List each line in which the string "that" appears.

Start MATERIAL TO PROCESS

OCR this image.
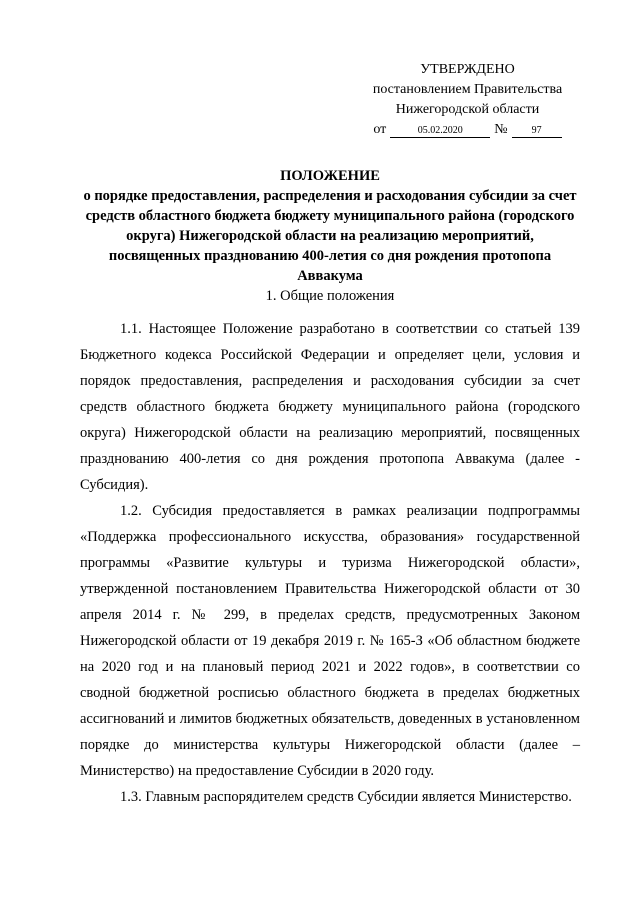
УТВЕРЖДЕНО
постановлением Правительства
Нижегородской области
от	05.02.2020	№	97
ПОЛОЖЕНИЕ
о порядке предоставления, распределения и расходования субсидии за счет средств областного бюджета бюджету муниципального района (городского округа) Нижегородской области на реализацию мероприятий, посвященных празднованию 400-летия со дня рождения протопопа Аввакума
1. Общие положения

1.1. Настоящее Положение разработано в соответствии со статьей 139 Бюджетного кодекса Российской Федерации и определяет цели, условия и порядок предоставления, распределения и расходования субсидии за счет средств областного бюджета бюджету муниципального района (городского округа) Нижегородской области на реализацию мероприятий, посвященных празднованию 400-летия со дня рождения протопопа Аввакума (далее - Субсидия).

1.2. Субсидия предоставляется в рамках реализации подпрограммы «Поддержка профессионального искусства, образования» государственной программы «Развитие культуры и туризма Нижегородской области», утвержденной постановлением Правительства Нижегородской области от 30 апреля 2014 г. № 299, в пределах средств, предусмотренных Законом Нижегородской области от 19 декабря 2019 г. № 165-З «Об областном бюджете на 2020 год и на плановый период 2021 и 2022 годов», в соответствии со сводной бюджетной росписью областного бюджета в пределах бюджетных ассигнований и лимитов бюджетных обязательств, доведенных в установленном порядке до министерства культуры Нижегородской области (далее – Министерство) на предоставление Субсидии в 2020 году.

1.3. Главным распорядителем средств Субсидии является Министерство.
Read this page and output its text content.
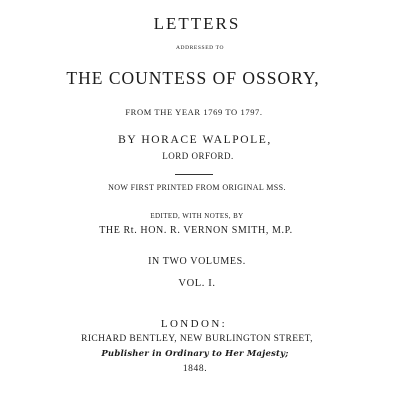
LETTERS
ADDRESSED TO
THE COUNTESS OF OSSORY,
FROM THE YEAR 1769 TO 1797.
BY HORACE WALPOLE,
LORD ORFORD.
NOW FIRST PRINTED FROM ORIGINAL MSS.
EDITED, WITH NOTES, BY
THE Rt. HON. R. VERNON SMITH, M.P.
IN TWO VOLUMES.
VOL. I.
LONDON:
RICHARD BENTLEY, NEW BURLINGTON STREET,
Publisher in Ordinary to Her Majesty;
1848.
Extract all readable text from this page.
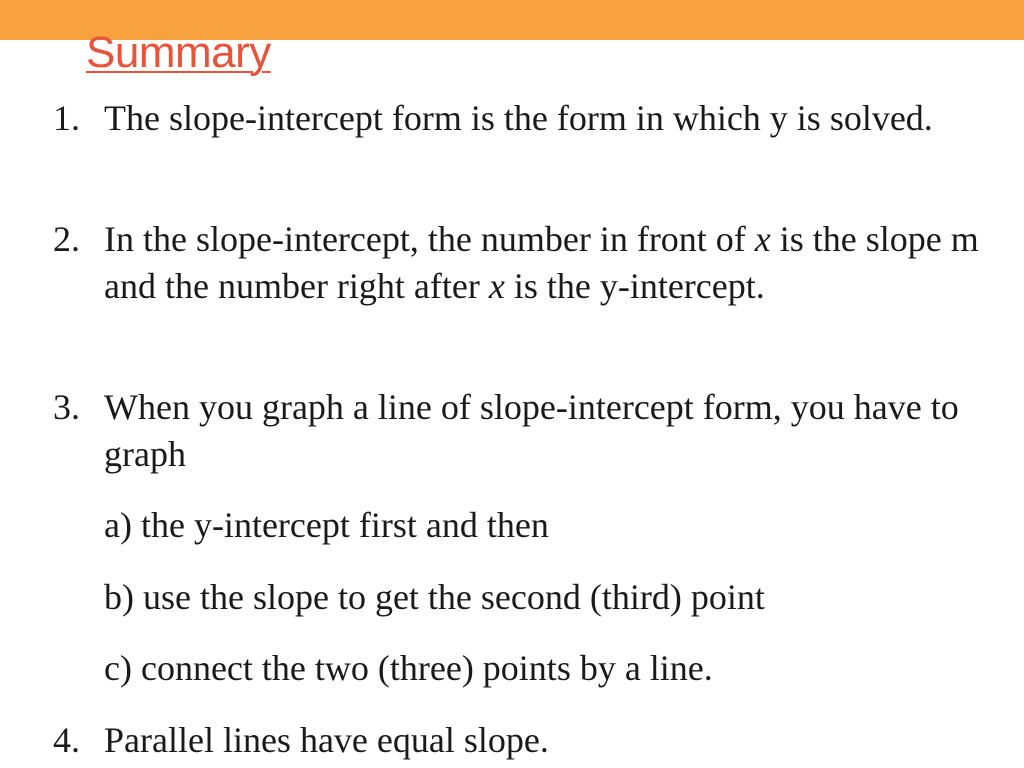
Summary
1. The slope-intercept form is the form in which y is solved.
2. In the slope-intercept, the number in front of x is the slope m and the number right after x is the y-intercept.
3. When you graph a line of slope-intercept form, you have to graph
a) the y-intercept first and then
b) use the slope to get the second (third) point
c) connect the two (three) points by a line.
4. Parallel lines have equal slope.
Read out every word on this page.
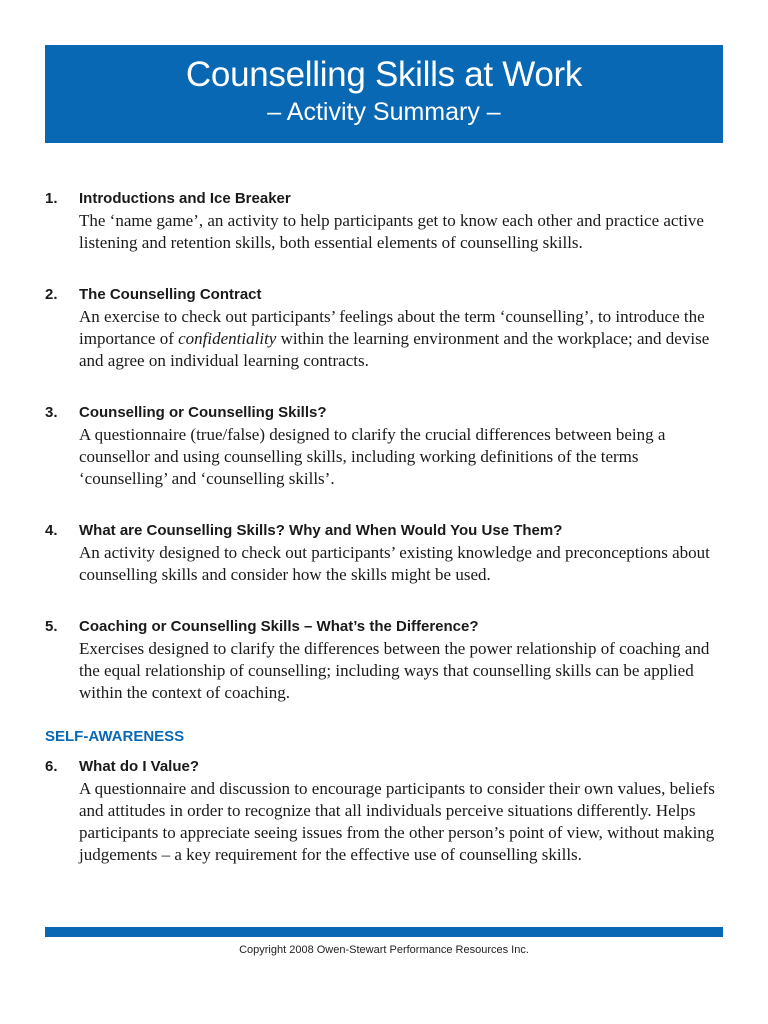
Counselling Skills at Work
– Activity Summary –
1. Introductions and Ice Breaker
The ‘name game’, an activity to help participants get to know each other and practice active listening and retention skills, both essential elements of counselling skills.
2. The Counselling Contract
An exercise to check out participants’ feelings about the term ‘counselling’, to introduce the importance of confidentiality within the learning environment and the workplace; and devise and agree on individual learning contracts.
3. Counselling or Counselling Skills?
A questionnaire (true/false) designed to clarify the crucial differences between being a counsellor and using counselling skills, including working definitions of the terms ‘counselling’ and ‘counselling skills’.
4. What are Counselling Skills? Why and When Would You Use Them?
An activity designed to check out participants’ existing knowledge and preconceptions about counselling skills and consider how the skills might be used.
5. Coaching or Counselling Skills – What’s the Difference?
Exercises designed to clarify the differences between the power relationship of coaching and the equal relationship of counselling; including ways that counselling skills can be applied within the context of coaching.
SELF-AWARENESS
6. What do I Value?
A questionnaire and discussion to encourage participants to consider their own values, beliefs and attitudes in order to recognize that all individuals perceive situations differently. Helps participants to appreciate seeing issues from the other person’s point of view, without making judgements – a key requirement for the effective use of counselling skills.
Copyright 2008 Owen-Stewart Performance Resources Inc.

End MATERIAL TO PROCESS

**OUTPUT FOR THIS TASK:**
Exercises designed to clarify the differences between the power relationship of coaching and the equal relationship of counselling; including ways that counselling skills can be applied within the context of coaching.
A questionnaire and discussion to encourage participants to consider their own values, beliefs and attitudes in order to recognize that all individuals perceive situations differently. Helps participants to appreciate seeing issues from the other person’s point of view, without making judgements – a key requirement for the effective use of counselling skills.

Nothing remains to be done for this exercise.